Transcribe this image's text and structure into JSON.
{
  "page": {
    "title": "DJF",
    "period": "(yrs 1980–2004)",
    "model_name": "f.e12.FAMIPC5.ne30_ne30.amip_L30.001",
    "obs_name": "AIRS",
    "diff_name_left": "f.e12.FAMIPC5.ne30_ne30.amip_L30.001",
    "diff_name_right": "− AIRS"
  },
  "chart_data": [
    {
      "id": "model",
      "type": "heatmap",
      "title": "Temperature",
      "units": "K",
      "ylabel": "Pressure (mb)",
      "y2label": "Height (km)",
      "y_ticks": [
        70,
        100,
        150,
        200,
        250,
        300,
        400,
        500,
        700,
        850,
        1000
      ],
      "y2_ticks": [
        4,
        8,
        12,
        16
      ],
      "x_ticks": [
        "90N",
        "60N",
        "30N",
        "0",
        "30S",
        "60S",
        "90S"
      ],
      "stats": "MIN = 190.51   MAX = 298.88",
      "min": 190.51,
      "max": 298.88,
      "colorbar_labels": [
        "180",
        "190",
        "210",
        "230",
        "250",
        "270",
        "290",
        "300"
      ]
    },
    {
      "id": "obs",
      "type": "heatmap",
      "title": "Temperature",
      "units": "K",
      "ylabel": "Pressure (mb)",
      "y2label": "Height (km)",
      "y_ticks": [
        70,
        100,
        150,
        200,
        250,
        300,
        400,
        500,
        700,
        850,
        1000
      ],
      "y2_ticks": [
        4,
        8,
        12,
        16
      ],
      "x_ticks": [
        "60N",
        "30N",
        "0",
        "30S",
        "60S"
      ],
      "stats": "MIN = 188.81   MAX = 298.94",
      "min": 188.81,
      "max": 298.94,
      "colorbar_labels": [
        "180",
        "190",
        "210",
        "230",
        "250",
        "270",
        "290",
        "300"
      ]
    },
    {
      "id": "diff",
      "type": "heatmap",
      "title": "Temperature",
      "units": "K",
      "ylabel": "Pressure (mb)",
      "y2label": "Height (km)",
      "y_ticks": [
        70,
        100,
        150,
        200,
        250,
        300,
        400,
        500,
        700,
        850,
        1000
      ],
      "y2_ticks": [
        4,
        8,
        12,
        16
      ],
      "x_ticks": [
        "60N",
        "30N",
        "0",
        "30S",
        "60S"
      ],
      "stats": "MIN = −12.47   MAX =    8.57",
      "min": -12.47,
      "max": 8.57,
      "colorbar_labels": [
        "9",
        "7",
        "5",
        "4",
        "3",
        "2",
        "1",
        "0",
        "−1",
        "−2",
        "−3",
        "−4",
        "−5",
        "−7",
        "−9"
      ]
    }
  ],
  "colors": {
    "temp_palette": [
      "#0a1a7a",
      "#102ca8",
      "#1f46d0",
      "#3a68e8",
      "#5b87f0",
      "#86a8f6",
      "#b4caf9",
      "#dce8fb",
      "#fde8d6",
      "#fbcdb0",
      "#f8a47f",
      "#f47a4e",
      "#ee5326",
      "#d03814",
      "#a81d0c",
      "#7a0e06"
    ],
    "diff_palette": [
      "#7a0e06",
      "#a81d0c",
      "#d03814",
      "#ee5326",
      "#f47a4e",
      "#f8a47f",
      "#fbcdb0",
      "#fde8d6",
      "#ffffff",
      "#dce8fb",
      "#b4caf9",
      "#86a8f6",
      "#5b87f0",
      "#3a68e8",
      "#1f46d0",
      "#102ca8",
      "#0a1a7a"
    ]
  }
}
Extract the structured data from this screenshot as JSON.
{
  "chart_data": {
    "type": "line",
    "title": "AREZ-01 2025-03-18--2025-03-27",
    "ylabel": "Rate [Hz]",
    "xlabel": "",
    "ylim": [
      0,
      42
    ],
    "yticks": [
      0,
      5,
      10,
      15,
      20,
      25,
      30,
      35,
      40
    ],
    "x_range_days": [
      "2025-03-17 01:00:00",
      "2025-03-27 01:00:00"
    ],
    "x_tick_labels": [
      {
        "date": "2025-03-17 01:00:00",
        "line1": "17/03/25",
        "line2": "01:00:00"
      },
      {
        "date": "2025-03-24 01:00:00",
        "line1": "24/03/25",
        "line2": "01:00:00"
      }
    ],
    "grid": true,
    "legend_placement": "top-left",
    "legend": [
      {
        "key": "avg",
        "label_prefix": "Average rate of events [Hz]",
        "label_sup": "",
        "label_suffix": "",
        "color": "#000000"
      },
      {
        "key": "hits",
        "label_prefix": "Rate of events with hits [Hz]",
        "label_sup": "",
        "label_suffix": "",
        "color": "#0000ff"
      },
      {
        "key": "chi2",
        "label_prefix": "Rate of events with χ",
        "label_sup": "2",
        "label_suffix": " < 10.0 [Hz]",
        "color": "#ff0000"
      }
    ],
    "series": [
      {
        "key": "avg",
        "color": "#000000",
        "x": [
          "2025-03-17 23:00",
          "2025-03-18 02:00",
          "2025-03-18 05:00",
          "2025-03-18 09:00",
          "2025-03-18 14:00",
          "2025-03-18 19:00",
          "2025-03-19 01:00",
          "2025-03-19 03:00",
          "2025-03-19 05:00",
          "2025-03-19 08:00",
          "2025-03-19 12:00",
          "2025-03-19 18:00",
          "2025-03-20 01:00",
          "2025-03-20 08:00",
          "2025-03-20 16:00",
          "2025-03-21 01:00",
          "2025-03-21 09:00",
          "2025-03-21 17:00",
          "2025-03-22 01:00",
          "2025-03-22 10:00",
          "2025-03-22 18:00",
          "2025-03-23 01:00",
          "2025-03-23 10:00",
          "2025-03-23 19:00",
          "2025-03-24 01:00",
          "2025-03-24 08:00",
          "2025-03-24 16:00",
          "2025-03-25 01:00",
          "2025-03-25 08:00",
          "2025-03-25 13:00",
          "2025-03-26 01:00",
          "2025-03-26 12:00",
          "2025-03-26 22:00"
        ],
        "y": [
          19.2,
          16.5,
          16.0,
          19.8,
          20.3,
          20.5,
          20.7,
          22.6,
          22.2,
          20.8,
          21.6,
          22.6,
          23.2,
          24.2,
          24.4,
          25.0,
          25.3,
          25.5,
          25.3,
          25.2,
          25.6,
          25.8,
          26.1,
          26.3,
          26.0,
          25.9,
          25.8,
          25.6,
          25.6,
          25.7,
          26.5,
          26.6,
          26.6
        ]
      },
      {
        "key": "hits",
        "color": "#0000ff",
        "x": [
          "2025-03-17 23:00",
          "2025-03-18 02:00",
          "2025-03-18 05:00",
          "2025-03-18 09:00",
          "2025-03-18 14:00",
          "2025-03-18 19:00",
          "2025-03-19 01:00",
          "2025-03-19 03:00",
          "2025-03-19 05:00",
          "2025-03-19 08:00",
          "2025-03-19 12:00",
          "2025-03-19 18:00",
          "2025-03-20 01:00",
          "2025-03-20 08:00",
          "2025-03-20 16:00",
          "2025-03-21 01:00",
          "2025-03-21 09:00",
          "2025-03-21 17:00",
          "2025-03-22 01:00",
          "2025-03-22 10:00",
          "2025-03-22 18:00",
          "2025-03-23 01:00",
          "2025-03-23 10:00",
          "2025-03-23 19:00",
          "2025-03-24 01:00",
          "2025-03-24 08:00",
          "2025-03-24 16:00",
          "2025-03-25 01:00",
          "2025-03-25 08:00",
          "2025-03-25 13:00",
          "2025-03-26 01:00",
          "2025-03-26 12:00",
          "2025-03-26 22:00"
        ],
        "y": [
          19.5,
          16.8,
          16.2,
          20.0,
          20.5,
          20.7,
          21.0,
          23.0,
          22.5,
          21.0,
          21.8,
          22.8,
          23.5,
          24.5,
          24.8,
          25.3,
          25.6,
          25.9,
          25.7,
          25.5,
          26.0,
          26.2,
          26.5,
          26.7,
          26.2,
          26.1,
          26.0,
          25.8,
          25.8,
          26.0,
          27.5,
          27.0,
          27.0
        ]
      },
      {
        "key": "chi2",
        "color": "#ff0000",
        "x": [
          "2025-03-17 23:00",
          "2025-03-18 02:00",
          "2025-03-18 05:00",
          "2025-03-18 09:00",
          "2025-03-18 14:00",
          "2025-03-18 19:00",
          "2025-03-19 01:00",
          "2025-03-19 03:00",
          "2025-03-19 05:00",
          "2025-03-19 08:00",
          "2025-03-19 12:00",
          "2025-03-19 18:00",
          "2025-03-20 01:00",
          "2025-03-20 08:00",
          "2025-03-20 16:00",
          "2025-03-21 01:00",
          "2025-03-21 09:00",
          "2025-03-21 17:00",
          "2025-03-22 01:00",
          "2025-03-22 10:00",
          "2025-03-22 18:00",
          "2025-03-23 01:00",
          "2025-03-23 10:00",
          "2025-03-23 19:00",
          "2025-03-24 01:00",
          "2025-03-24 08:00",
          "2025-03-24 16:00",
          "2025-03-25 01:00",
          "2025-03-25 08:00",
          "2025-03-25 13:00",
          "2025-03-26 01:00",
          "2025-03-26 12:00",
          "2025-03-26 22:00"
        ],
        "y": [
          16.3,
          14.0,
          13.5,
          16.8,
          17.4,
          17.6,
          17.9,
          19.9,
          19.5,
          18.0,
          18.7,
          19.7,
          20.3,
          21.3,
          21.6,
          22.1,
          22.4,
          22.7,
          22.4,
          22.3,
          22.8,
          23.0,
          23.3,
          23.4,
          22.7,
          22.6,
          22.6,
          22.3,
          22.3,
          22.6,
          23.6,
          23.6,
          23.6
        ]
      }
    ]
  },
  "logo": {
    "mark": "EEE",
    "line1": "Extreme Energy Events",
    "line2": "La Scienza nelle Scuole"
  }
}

■ Requirements
Take every line that includes the string "JSON" and copy it.

■ Problem solution
Transcribe this image's text and structure into JSON.
Extract the structured data from this screenshot as JSON.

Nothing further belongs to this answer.